BRIEF
Pull out each line of the data that includes the word "Million".

EXERCISE MATERIAL
════════════════════

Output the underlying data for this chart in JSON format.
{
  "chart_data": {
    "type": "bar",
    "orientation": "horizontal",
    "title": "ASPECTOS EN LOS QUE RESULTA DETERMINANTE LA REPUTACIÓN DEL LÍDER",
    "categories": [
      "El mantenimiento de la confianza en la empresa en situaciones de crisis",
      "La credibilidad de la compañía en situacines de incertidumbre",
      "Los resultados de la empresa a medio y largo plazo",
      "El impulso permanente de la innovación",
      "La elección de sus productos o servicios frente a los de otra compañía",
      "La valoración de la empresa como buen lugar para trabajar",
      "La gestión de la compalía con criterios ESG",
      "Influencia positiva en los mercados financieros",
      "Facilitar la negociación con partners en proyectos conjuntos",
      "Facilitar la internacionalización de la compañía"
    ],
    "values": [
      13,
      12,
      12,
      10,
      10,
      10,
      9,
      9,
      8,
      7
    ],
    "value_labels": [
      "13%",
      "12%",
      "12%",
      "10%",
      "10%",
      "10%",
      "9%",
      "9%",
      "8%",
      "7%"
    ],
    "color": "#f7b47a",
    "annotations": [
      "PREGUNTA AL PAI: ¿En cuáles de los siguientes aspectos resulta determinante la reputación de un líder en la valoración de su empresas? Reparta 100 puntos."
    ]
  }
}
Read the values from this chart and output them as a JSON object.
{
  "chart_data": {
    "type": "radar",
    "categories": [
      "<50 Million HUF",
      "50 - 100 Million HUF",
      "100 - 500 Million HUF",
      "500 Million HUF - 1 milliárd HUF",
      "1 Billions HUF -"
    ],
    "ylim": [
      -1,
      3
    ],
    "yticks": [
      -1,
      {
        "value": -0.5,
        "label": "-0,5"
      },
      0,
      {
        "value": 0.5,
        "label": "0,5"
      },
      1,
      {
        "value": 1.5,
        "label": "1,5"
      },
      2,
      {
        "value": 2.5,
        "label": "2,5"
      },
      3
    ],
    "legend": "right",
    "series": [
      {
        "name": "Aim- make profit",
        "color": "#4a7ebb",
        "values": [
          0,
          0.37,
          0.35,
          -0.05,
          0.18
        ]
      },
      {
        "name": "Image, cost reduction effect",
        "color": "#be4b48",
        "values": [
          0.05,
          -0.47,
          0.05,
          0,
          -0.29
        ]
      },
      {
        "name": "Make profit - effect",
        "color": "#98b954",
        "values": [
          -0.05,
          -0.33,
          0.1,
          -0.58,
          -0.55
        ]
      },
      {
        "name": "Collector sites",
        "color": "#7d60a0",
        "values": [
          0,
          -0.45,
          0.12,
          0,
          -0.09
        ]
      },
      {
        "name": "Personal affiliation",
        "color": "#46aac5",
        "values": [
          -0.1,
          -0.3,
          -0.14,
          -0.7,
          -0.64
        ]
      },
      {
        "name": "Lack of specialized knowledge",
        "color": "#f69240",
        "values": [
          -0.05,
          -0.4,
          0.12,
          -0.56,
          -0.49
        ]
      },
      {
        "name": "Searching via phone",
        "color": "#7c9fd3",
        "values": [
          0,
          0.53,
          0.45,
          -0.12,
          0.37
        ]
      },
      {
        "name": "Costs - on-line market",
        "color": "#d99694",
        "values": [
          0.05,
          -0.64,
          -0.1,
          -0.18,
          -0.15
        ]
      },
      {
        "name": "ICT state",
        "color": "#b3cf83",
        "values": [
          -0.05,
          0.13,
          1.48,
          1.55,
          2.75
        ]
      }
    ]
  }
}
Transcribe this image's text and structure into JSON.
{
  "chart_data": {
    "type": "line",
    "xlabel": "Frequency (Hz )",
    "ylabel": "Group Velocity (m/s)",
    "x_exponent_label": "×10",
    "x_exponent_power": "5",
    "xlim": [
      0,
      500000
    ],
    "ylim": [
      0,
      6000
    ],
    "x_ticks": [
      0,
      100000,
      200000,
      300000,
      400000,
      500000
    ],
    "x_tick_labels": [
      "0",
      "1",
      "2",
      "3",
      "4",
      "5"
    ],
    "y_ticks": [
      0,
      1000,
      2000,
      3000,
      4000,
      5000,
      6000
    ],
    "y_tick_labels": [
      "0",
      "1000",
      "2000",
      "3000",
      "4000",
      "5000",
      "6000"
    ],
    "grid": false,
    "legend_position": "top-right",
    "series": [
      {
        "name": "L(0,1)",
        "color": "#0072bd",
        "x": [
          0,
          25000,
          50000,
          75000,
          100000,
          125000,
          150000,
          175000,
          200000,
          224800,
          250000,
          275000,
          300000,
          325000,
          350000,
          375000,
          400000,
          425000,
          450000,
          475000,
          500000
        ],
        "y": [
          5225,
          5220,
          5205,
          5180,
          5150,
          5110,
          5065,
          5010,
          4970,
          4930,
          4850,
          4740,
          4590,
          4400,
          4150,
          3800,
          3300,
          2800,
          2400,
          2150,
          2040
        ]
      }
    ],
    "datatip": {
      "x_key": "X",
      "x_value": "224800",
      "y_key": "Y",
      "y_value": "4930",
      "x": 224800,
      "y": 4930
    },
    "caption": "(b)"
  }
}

════════════════════

COMPLETE ANSWER
      "<50 Million HUF",
      "50 - 100 Million HUF",
      "100 - 500 Million HUF",
      "500 Million HUF - 1 milliárd HUF",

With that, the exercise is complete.